Description of the task - Sort through the data and copy the lines holding the word "zegt".

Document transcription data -
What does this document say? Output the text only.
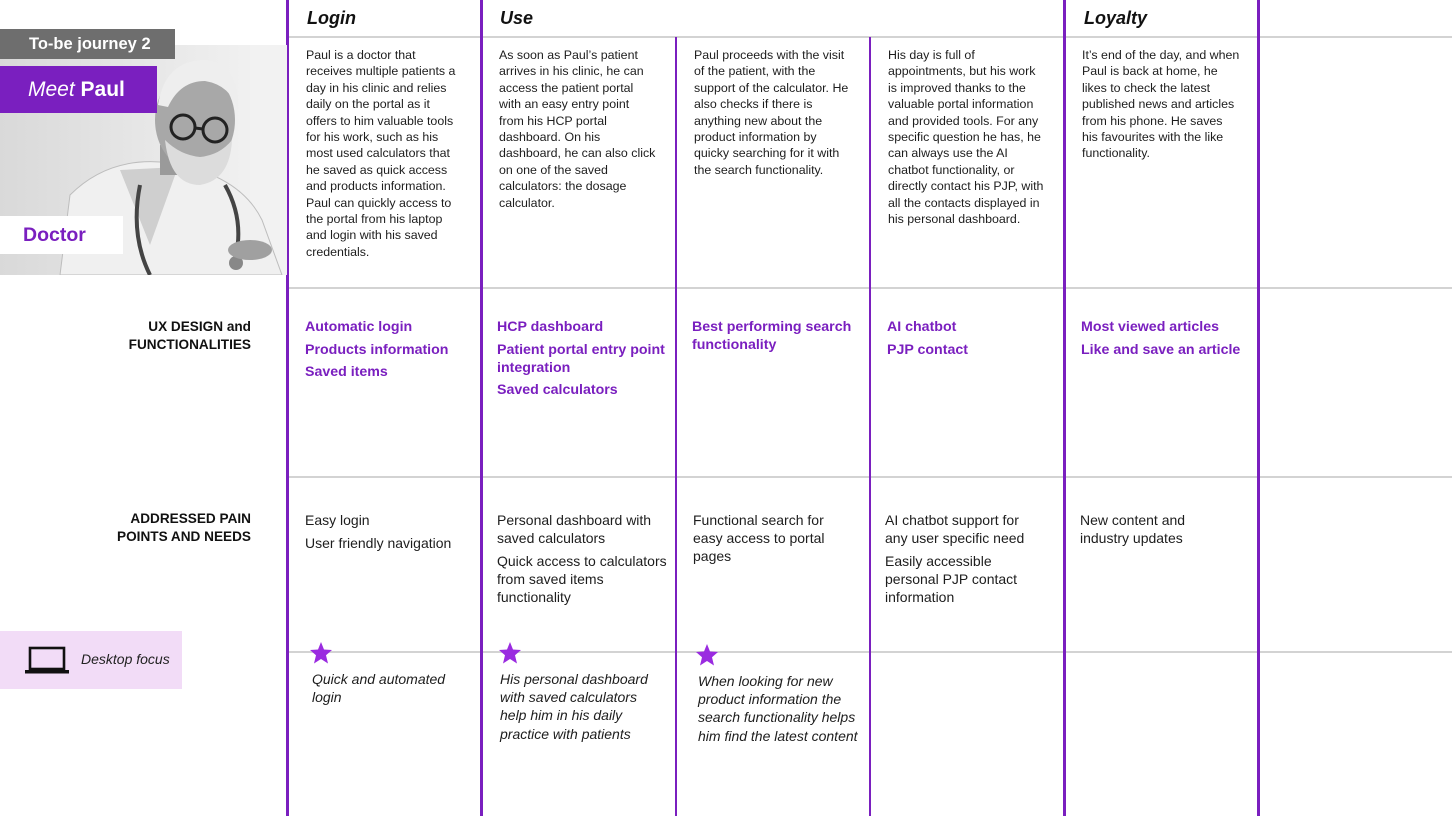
Login	Use	Loyalty
To-be journey 2
Meet Paul
Doctor
UX DESIGN and
FUNCTIONALITIES
ADDRESSED PAIN
POINTS AND NEEDS
Desktop focus
Paul is a doctor that receives multiple patients a day in his clinic and relies daily on the portal as it offers to him valuable tools for his work, such as his most used calculators that he saved as quick access and products information. Paul can quickly access to the portal from his laptop and login with his saved credentials.
Automatic login
Products information
Saved items
Easy login
User friendly navigation
Quick and automated login
As soon as Paul’s patient arrives in his clinic, he can access the patient portal with an easy entry point from his HCP portal dashboard. On his dashboard, he can also click on one of the saved calculators: the dosage calculator.
HCP dashboard
Patient portal entry point integration
Saved calculators
Personal dashboard with saved calculators
Quick access to calculators from saved items functionality
His personal dashboard with saved calculators help him in his daily practice with patients
Paul proceeds with the visit of the patient, with the support of the calculator. He also checks if there is anything new about the product information by quicky searching for it with the search functionality.
Best performing search functionality
Functional search for easy access to portal pages
When looking for new product information the search functionality helps him find the latest content
His day is full of appointments, but his work is improved thanks to the valuable portal information and provided tools. For any specific question he has, he can always use the AI chatbot functionality, or directly contact his PJP, with all the contacts displayed in his personal dashboard.
AI chatbot
PJP contact
AI chatbot support for any user specific need
Easily accessible personal PJP contact information
It’s end of the day, and when Paul is back at home, he likes to check the latest published news and articles from his phone. He saves his favourites with the like functionality.
Most viewed articles
Like and save an article
New content and industry updates
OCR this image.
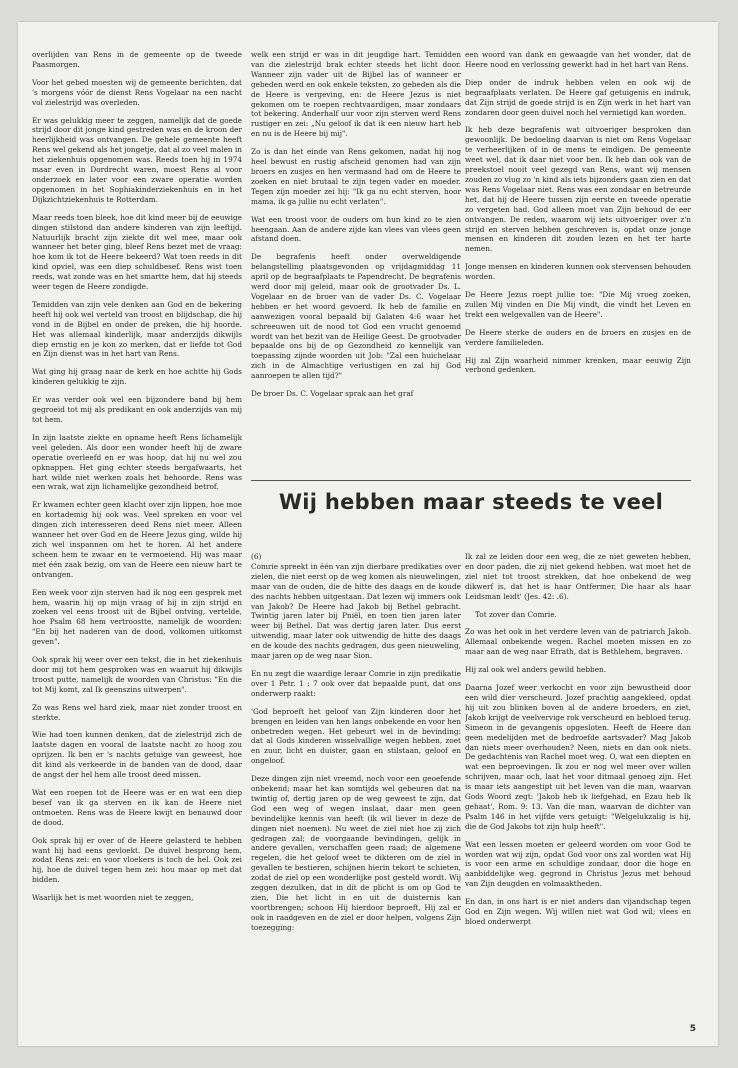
overlijden van Rens in de gemeente op de tweede Paasmorgen.

Voor het gebed moesten wij de gemeente berichten, dat 's morgens vóór de dienst Rens Vogelaar na een nacht vol zielestrijd was overleden.

Er was gelukkig meer te zeggen, namelijk dat de goede strijd door dit jonge kind gestreden was en de kroon der heerlijkheid was ontvangen. De gehele gemeente heeft Rens wel gekend als het jongetje, dat al zo veel malen in het ziekenhuis opgenomen was. Reeds toen hij in 1974 maar even in Dordrecht waren, moest Rens al voor onderzoek en later voor een zware operatie worden opgenomen in het Sophiakinderziekenhuis en in het Dijkzichtziekenhuis te Rotterdam.

Maar reeds toen bleek, hoe dit kind meer bij de eeuwige dingen stilstond dan andere kinderen van zijn leeftijd. Natuurlijk bracht zijn ziekte dit wel mee, maar ook wanneer het beter ging, bleef Rens bezet met de vraag: hoe kom ik tot de Heere bekeerd? Wat toen reeds in dit kind opviel, was een diep schuldbesef. Rens wist toen reeds, wat zonde was en het smartte hem, dat hij steeds weer tegen de Heere zondigde.

Temidden van zijn vele denken aan God en de bekering heeft hij ook wel verteld van troost en blijdschap, die hij vond in de Bijbel en onder de preken, die hij hoorde. Het was allemaal kinderlijk, maar anderzijds dikwijls diep ernstig en je kon zo merken, dat er liefde tot God en Zijn dienst was in het hart van Rens.

Wat ging hij graag naar de kerk en hoe achtte hij Gods kinderen gelukkig te zijn.

Er was verder ook wel een bijzondere band bij hem gegroeid tot mij als predikant en ook anderzijds van mij tot hem.

In zijn laatste ziekte en opname heeft Rens lichamelijk veel geleden. Als door een wonder heeft hij de zware operatie overleefd en er was hoop, dat hij nu wel zou opknappen. Het ging echter steeds bergafwaarts, het hart wilde niet werken zoals het behoorde. Rens was een wrak, wat zijn lichamelijke gezondheid betrof.

Er kwamen echter geen klacht over zijn lippen, hoe moe en kortademig hij ook was. Veel spreken en voor vel dingen zich interesseren deed Rens niet meer. Alleen wanneer het over God en de Heere Jezus ging, wilde hij zich wel inspannen om het te horen. Al het andere scheen hem te zwaar en te vermoeiend. Hij was maar met één zaak bezig, om van de Heere een nieuw hart te ontvangen.

Een week voor zijn sterven had ik nog een gesprek met hem, waarin hij op mijn vraag of hij in zijn strijd en zoeken vel eens troost uit de Bijbel ontving, vertelde, hoe Psalm 68 hem vertroostte, namelijk de woorden: "En bij het naderen van de dood, volkomen uitkomst geven".

Ook sprak hij weer over een tekst, die in het ziekenhuis door mij tot hem gesproken was en waaruit hij dikwijls troost putte, namelijk de woorden van Christus: "En die tot Mij komt, zal Ik geenszins uitwerpen".

Zo was Rens wel hard ziek, maar niet zonder troost en sterkte.

Wie had toen kunnen denken, dat de zielestrijd zich de laatste dagen en vooral de laatste nacht zo hoog zou oprijzen. Ik ben er 's nachts getuige van geweest, hoe dit kind als verkeerde in de banden van de dood, daar de angst der hel hem alle troost deed missen.

Wat een roepen tot de Heere was er en wat een diep besef van ik ga sterven en ik kan de Heere niet ontmoeten. Rens was de Heere kwijt en benauwd door de dood.

Ook sprak hij er over of de Heere gelasterd te hebben want hij had eens gevloekt. De duivel besprong hem, zodat Rens zei: en voor vloekers is toch de hel. Ook zei hij, hoe de duivel tegen hem zei: hou maar op met dat bidden.

Waarlijk het is met woorden niet te zeggen,

welk een strijd er was in dit jeugdige hart. Temidden van die zielestrijd brak echter steeds het licht door. Wanneer zijn vader uit de Bijbel las of wanneer er gebeden werd en ook enkele teksten, zo gebeden als die de Heere is vergeving, en: de Heere Jezus is niet gekomen om te roepen rechtvaardigen, maar zondaars tot bekering. Anderhalf uur voor zijn sterven werd Rens rustiger en zei: „Nu geloof ik dat ik een nieuw hart heb en nu is de Heere bij mij".

Zo is dan het einde van Rens gekomen, nadat hij nog heel bewust en rustig afscheid genomen had van zijn broers en zusjes en hen vermaand had om de Heere te zoeken en niet brutaal te zijn tegen vader en moeder. Tegen zijn moeder zei hij: "Ik ga nu echt sterven, hoor mama, ik ga jullie nu echt verlaten".

Wat een troost voor de ouders om hun kind zo te zien heengaan. Aan de andere zijde kan vlees van vlees geen afstand doen.

De begrafenis heeft onder overweldigende belangstelling plaatsgevonden op vrijdagmiddag 11 april op de begraafplaats te Papendrecht. De begrafenis werd door mij geleid, maar ook de grootvader Ds. L. Vogelaar en de broer van de vader Ds. C. Vogelaar hebben er het woord gevoerd. Ik heb de familie en aanwezigen vooral bepaald bij Galaten 4:6 waar het schreeuwen uit de nood tot God een vrucht genoemd wordt van het bezit van de Heilige Geest. De grootvader bepaalde ons bij de op Gezondheid zo kennelijk van toepassing zijnde woorden uit Job: "Zal een huichelaar zich in de Almachtige verlustigen en zal hij God aanroepen te allen tijd?"

De broer Ds. C. Vogelaar sprak aan het graf

een woord van dank en gewaagde van het wonder, dat de Heere nood en verlossing gewerkt had in het hart van Rens.

Diep onder de indruk hebben velen en ook wij de begraafplaats verlaten. De Heere gaf getuigenis en indruk, dat Zijn strijd de goede strijd is en Zijn werk in het hart van zondaren door geen duivel noch hel vernietigd kan worden.

Ik heb deze begrafenis wat uitvoeriger besproken dan gewoonlijk. De bedoeling daarvan is niet om Rens Vogelaar te verheerlijken of in de mens te eindigen. De gemeente weet wel, dat ik daar niet voor ben. Ik heb dan ook van de preekstoel nooit veel gezegd van Rens, want wij mensen zouden zo vlug zo 'n kind als iets bijzonders gaan zien en dat was Rens Vogelaar niet. Rens was een zondaar en betreurde het, dat hij de Heere tussen zijn eerste en tweede operatie zo vergeten had. God alleen moet van Zijn behoud de eer ontvangen. De reden, waarom wij iets uitvoeriger over z'n strijd en sterven hebben geschreven is, opdat onze jonge mensen en kinderen dit zouden lezen en het ter harte nemen.

Jonge mensen en kinderen kunnen ook stervensen behouden worden.

De Heere Jezus roept jullie toe: "Die Mij vroeg zoeken, zullen Mij vinden en Die Mij vindt, die vindt het Leven en trekt een welgevallen van de Heere".

De Heere sterke de ouders en de broers en zusjes en de verdere familieleden.

Hij zal Zijn waarheid nimmer krenken, maar eeuwig Zijn verbond gedenken.

Wij hebben maar steeds te veel

(6)

Comrie spreekt in één van zijn dierbare predikaties over zielen, die niet eerst op de weg komen als nieuwelingen, maar van de ouden, die de hitte des daags en de koude des nachts hebben uitgestaan. Dat lezen wij immers ook van Jakob? De Heere had Jakob bij Bethel gebracht. Twintig jaren later bij Pniël, en toen tien jaren later weer bij Bethel. Dat was dertig jaren later. Dus eerst uitwendig, maar later ook uitwendig de hitte des daags en de koude des nachts gedragen, dus geen nieuweling, maar jaren op de weg naar Sion.

En nu zegt die waardige leraar Comrie in zijn predikatie over 1 Petr. 1 : 7 ook over dat bepaalde punt, dat ons onderwerp raakt:

'God beproeft het geloof van Zijn kinderen door het brengen en leiden van hen langs onbekende en voor hen onbetreden wegen. Het gebeurt wel in de bevinding: dat al Gods kinderen wisselvallige wegen hebben, zoet en zuur, licht en duister, gaan en stilstaan, geloof en ongeloof.

Deze dingen zijn niet vreemd, noch voor een geoefende onbekend; maar het kan somtijds wel gebeuren dat na twintig of, dertig jaren op de weg geweest te zijn, dat God een weg of wegen inslaat, daar men geen bevindelijke kennis van heeft (ik wil liever in deze de dingen niet noemen). Nu weet de ziel niet hoe zij zich gedragen zal; de voorgaande bevindingen, gelijk in andere gevallen, verschaffen geen raad; de algemene regelen, die het geloof weet te dikteren om de ziel in gevallen te bestieren, schijnen hierin tekort te schieten, zodat de ziel op een wonderlijke post gesteld wordt. Wij zeggen dezulken, dat in dit de plicht is om op God te zien, Die het licht in en uit de duisternis kan voortbrengen; schoon Hij hierdoor beproeft, Hij zal er ook in raadgeven en de ziel er door helpen, volgens Zijn toezegging:

Ik zal ze leiden door een weg, die ze niet geweten hebben, en door paden, die zij niet gekend hebben. wat moet het de ziel niet tot troost strekken, dat hoe onbekend de weg dikwerf is, dat het is haar Ontfermer, Die haar als haar Leidsman leidt' (Jes. 42: .6).

Tot zover dan Comrie.

Zo was het ook in het verdere leven van de patriarch Jakob. Allemaal onbekende wegen. Rachel moeten missen en zo maar aan de weg naar Efrath, dat is Bethlehem, begraven.

Hij zal ook wel anders gewild hebben.

Daarna Jozef weer verkocht en voor zijn bewustheid door een wild dier verscheurd. Jozef prachtig aangekleed, opdat hij uit zou blinken boven al de andere broeders, en ziet, Jakob krijgt de veelvervige rok verscheurd en bebloed terug. Simeon in de gevangenis opgesloten. Heeft de Heere dan geen medelijden met de bedroefde aartsvader? Mag Jakob dan niets meer overhouden? Neen, niets en dan ook niets. De gedachtenis van Rachel moet weg. O, wat een diepten en wat een beproevingen. Ik zou er nog wel meer over willen schrijven, maar och, laat het voor ditmaal genoeg zijn. Het is maar iets aangestipt uit het leven van die man, waarvan Gods Woord zegt: 'Jakob heb ik liefgehad, en Ezau heb Ik gehaat', Rom. 9: 13. Van die man, waarvan de dichter van Psalm 146 in het vijfde vers getuigt: "Welgelukzalig is hij, die de God Jakobs tot zijn hulp heeft".

Wat een lessen moeten er geleerd worden om voor God te worden wat wij zijn, opdat God voor ons zal worden wat Hij is voor een arme en schuldige zondaar, door die hoge en aanbiddelijke weg. gegrond in Christus Jezus met behoud van Zijn deugden en volmaaktheden.

En dan, in ons hart is er niet anders dan vijandschap tegen God en Zijn wegen. Wij willen niet wat God wil; vlees en bloed onderwerpt

5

Written reply -
En nu zegt die waardige leraar Comrie in zijn predikatie over 1 Petr. 1 : 7 ook over dat bepaalde punt, dat ons onderwerp raakt:
Daarna Jozef weer verkocht en voor zijn bewustheid door een wild dier verscheurd. Jozef prachtig aangekleed, opdat hij uit zou blinken boven al de andere broeders, en ziet, Jakob krijgt de veelvervige rok verscheurd en bebloed terug. Simeon in de gevangenis opgesloten. Heeft de Heere dan geen medelijden met de bedroefde aartsvader? Mag Jakob dan niets meer overhouden? Neen, niets en dan ook niets. De gedachtenis van Rachel moet weg. O, wat een diepten en wat een beproevingen. Ik zou er nog wel meer over willen schrijven, maar och, laat het voor ditmaal genoeg zijn. Het is maar iets aangestipt uit het leven van die man, waarvan Gods Woord zegt: 'Jakob heb ik liefgehad, en Ezau heb Ik gehaat', Rom. 9: 13. Van die man, waarvan de dichter van Psalm 146 in het vijfde vers getuigt: "Welgelukzalig is hij, die de God Jakobs tot zijn hulp heeft".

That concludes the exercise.